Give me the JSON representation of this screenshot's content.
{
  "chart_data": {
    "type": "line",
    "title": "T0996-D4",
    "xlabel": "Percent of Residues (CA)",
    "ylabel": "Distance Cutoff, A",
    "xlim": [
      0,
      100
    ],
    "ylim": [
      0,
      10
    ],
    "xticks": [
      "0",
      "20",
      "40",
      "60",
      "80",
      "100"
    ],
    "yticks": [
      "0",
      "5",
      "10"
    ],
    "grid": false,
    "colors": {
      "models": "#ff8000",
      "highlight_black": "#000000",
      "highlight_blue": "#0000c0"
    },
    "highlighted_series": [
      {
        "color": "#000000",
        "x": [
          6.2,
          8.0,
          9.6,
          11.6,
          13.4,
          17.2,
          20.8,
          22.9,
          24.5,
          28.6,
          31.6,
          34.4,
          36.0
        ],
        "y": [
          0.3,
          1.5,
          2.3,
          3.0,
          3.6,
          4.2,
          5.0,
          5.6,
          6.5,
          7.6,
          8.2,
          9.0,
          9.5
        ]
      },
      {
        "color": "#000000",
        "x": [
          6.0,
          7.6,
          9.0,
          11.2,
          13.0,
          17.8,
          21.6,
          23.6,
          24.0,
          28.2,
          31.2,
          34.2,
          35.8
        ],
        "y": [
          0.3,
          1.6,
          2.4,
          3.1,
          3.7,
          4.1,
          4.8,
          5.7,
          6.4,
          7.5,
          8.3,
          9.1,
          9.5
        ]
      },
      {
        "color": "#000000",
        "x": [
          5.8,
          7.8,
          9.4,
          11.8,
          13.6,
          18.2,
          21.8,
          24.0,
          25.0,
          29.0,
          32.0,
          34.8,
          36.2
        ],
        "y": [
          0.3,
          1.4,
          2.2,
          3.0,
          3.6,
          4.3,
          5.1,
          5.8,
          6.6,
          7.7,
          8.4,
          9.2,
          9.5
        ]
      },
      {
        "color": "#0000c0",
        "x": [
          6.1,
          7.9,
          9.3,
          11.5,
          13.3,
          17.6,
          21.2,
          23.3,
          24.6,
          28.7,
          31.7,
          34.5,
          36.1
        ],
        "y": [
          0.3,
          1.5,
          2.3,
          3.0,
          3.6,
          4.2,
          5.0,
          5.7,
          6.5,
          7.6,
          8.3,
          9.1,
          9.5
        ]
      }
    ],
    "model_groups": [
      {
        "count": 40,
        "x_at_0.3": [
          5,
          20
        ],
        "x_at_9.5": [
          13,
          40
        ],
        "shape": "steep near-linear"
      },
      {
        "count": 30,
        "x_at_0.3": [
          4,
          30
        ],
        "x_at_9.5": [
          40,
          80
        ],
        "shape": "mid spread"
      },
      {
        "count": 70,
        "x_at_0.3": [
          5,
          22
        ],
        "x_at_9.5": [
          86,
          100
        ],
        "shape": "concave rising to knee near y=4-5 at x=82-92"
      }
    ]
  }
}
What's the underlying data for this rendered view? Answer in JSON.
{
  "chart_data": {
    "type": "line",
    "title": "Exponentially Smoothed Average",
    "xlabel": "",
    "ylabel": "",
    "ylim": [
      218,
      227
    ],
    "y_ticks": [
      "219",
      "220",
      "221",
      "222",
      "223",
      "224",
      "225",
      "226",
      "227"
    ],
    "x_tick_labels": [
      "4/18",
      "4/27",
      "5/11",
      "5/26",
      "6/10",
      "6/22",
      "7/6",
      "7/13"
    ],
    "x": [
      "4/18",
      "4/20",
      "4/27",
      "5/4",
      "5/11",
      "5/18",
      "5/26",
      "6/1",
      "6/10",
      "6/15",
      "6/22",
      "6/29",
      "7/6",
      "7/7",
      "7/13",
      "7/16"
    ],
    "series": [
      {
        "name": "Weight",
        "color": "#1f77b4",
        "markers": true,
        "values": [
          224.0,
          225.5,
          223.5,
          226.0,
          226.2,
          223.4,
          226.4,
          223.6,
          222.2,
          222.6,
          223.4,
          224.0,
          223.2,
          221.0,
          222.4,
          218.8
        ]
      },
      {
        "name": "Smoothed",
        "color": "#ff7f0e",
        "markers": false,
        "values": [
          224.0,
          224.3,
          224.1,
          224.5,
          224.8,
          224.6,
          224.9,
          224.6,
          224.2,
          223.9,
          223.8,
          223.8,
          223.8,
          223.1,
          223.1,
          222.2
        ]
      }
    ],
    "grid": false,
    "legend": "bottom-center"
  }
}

• • •

● What to produce
Output an exact copy of the lines beginning at the one that holds "What's the underlying" and running through the final line of the records.

● Complete output
What's the underlying data for this rendered view? Answer in JSON.
{
  "chart_data": {
    "type": "line",
    "title": "Exponentially Smoothed Average",
    "xlabel": "",
    "ylabel": "",
    "ylim": [
      218,
      227
    ],
    "y_ticks": [
      "219",
      "220",
      "221",
      "222",
      "223",
      "224",
      "225",
      "226",
      "227"
    ],
    "x_tick_labels": [
      "4/18",
      "4/27",
      "5/11",
      "5/26",
      "6/10",
      "6/22",
      "7/6",
      "7/13"
    ],
    "x": [
      "4/18",
      "4/20",
      "4/27",
      "5/4",
      "5/11",
      "5/18",
      "5/26",
      "6/1",
      "6/10",
      "6/15",
      "6/22",
      "6/29",
      "7/6",
      "7/7",
      "7/13",
      "7/16"
    ],
    "series": [
      {
        "name": "Weight",
        "color": "#1f77b4",
        "markers": true,
        "values": [
          224.0,
          225.5,
          223.5,
          226.0,
          226.2,
          223.4,
          226.4,
          223.6,
          222.2,
          222.6,
          223.4,
          224.0,
          223.2,
          221.0,
          222.4,
          218.8
        ]
      },
      {
        "name": "Smoothed",
        "color": "#ff7f0e",
        "markers": false,
        "values": [
          224.0,
          224.3,
          224.1,
          224.5,
          224.8,
          224.6,
          224.9,
          224.6,
          224.2,
          223.9,
          223.8,
          223.8,
          223.8,
          223.1,
          223.1,
          222.2
        ]
      }
    ],
    "grid": false,
    "legend": "bottom-center"
  }
}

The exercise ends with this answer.